Given data
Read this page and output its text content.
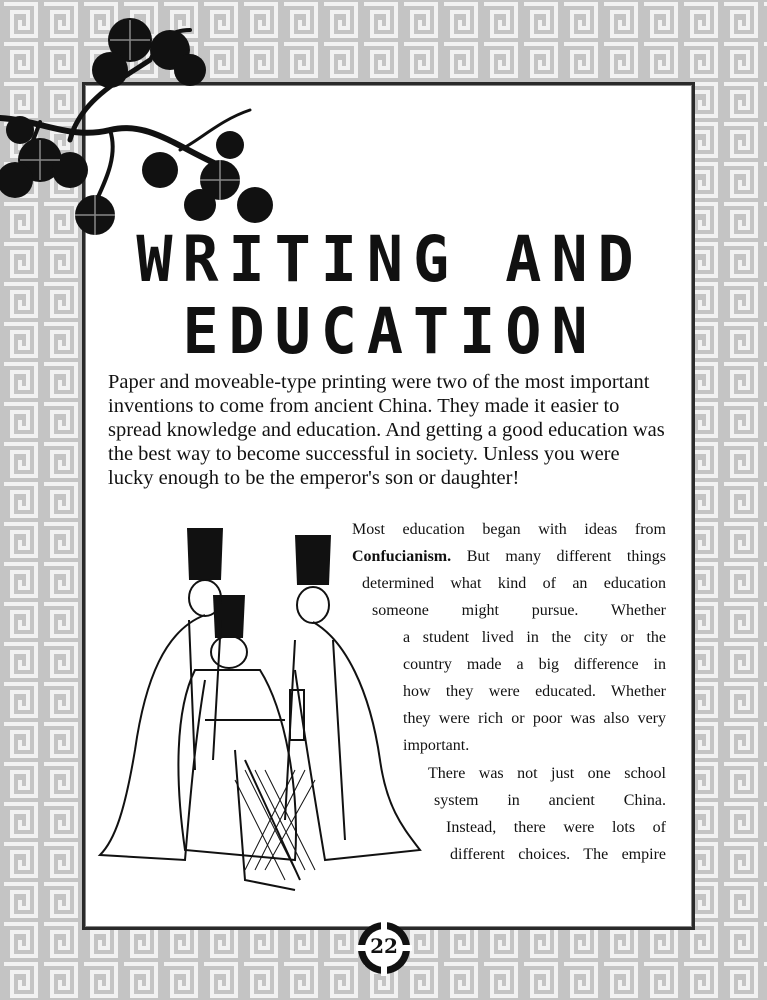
WRITING AND
EDUCATION

Paper and moveable-type printing were two of the most important inventions to come from ancient China. They made it easier to spread knowledge and education. And getting a good education was the best way to become successful in society. Unless you were lucky enough to be the emperor's son or daughter!

Most education began with ideas from
Confucianism. But many different things
determined what kind of an education
someone might pursue. Whether
a student lived in the city or the
country made a big difference in
how they were educated. Whether
they were rich or poor was also very
important.
There was not just one school
system in ancient China.
Instead, there were lots of
different choices. The empire
22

Direction
Quote every record above exactly, leaving out the pictures.

Answer to this task
Read this page and output its text content.
WRITING AND
EDUCATION

Paper and moveable-type printing were two of the most important inventions to come from ancient China. They made it easier to spread knowledge and education. And getting a good education was the best way to become successful in society. Unless you were lucky enough to be the emperor's son or daughter!

Most education began with ideas from
Confucianism. But many different things
determined what kind of an education
someone might pursue. Whether
a student lived in the city or the
country made a big difference in
how they were educated. Whether
they were rich or poor was also very
important.
There was not just one school
system in ancient China.
Instead, there were lots of
different choices. The empire
22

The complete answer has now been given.